Exercise details:
Without the pictures, give the entries below again exactly as written.

Material for this exercise:
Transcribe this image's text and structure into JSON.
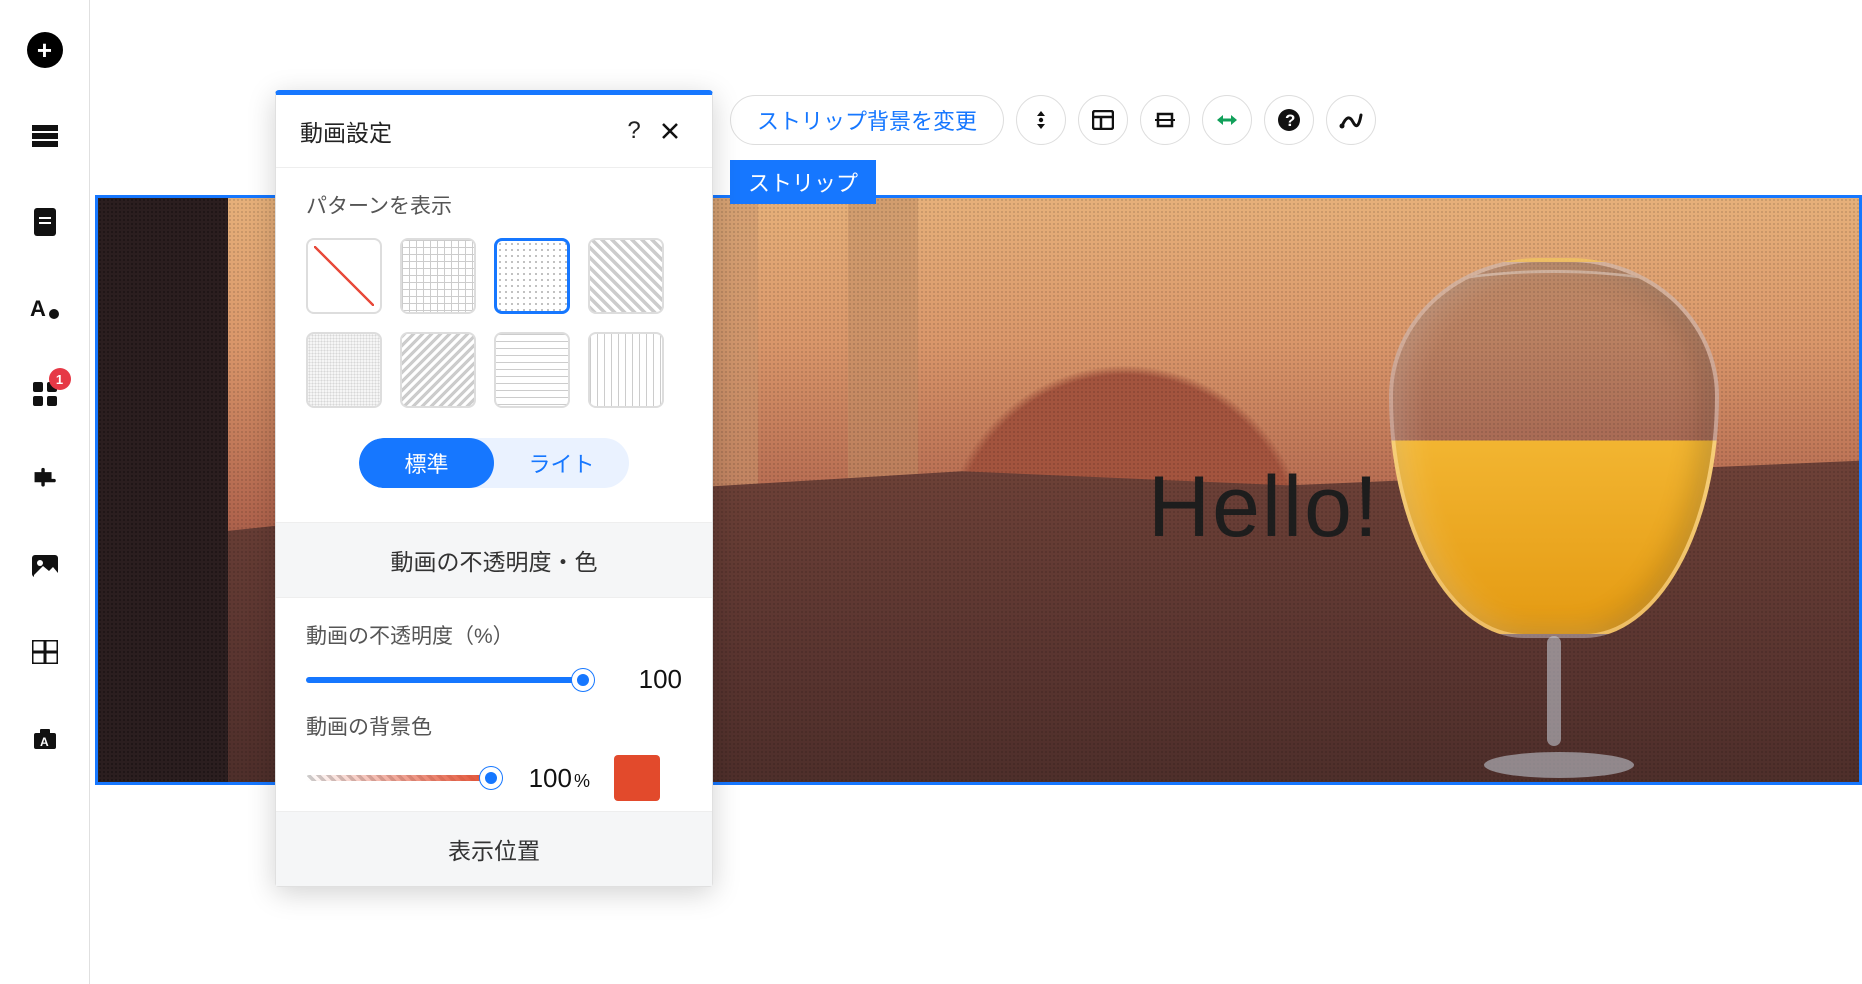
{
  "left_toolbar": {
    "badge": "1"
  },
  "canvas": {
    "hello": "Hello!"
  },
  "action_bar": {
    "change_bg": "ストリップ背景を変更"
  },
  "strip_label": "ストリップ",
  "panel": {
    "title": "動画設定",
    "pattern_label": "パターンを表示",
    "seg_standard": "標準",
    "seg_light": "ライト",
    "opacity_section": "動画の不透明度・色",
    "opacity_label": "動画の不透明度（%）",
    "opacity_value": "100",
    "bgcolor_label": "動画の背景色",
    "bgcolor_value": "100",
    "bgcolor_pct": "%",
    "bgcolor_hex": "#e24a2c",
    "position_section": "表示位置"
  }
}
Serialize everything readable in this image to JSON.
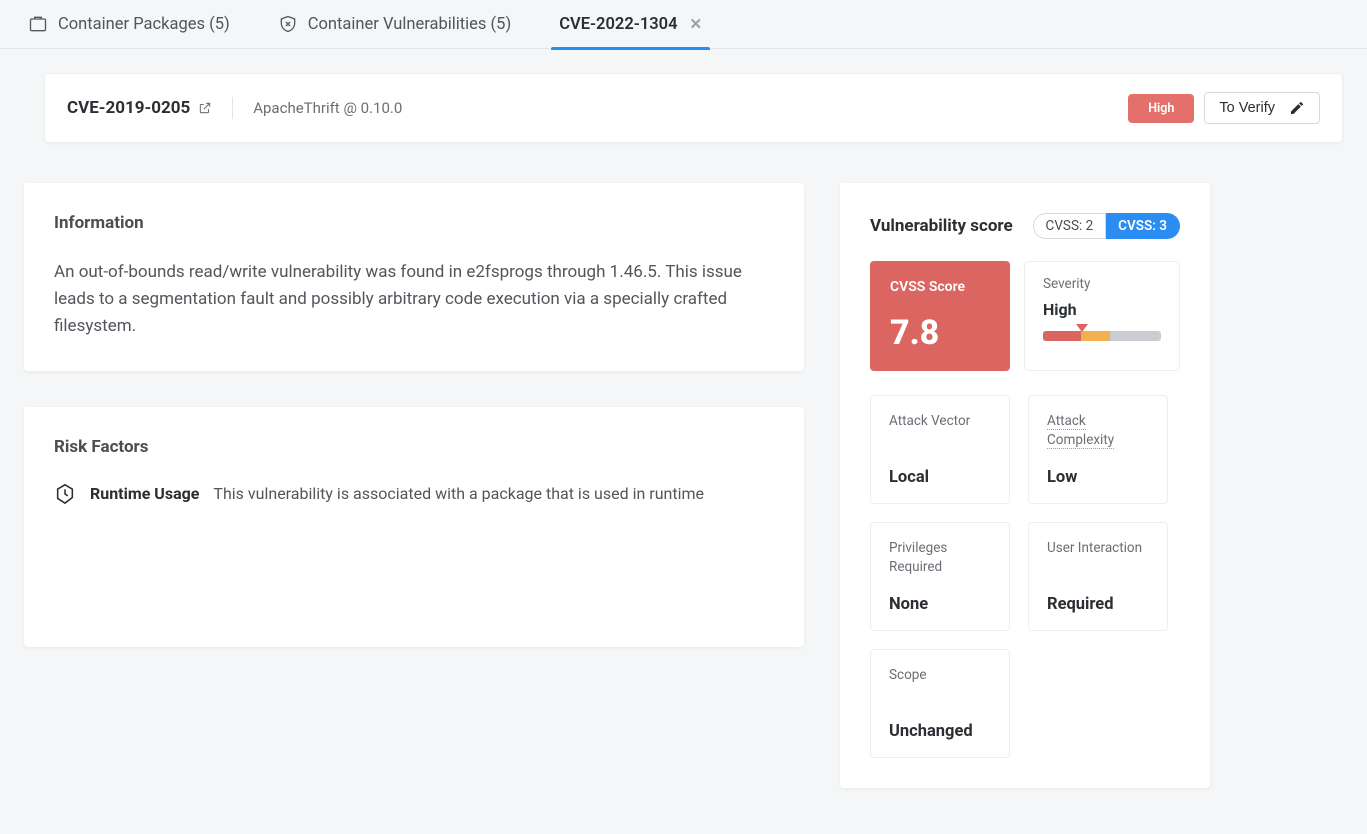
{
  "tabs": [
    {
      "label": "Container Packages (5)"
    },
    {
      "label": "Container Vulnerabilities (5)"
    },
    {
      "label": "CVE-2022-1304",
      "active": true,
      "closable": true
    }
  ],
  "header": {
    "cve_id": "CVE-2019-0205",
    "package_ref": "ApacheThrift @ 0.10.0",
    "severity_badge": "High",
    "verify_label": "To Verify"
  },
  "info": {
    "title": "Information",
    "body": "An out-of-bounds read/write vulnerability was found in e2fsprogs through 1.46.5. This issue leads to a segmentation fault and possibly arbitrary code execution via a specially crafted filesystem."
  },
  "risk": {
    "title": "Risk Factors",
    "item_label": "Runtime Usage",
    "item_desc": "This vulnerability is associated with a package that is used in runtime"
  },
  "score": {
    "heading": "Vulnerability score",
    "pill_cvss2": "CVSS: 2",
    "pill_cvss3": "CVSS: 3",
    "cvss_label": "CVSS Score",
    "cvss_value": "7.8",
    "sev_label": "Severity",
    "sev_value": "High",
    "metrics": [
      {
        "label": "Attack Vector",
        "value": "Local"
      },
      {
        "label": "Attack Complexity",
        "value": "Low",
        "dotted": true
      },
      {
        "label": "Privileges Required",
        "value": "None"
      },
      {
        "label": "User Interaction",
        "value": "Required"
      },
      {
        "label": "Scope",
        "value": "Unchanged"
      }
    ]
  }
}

Full solution:
Transcribe this image's text and structure into JSON.
{
  "left_toolbar": {
    "badge": "1"
  },
  "canvas": {
    "hello": "Hello!"
  },
  "action_bar": {
    "change_bg": "ストリップ背景を変更"
  },
  "strip_label": "ストリップ",
  "panel": {
    "title": "動画設定",
    "pattern_label": "パターンを表示",
    "seg_standard": "標準",
    "seg_light": "ライト",
    "opacity_section": "動画の不透明度・色",
    "opacity_label": "動画の不透明度（%）",
    "opacity_value": "100",
    "bgcolor_label": "動画の背景色",
    "bgcolor_value": "100",
    "bgcolor_pct": "%",
    "bgcolor_hex": "#e24a2c",
    "position_section": "表示位置"
  }
}
Serialize everything readable in this image to JSON.
{
  "tabs": [
    {
      "label": "Container Packages (5)"
    },
    {
      "label": "Container Vulnerabilities (5)"
    },
    {
      "label": "CVE-2022-1304",
      "active": true,
      "closable": true
    }
  ],
  "header": {
    "cve_id": "CVE-2019-0205",
    "package_ref": "ApacheThrift @ 0.10.0",
    "severity_badge": "High",
    "verify_label": "To Verify"
  },
  "info": {
    "title": "Information",
    "body": "An out-of-bounds read/write vulnerability was found in e2fsprogs through 1.46.5. This issue leads to a segmentation fault and possibly arbitrary code execution via a specially crafted filesystem."
  },
  "risk": {
    "title": "Risk Factors",
    "item_label": "Runtime Usage",
    "item_desc": "This vulnerability is associated with a package that is used in runtime"
  },
  "score": {
    "heading": "Vulnerability score",
    "pill_cvss2": "CVSS: 2",
    "pill_cvss3": "CVSS: 3",
    "cvss_label": "CVSS Score",
    "cvss_value": "7.8",
    "sev_label": "Severity",
    "sev_value": "High",
    "metrics": [
      {
        "label": "Attack Vector",
        "value": "Local"
      },
      {
        "label": "Attack Complexity",
        "value": "Low",
        "dotted": true
      },
      {
        "label": "Privileges Required",
        "value": "None"
      },
      {
        "label": "User Interaction",
        "value": "Required"
      },
      {
        "label": "Scope",
        "value": "Unchanged"
      }
    ]
  }
}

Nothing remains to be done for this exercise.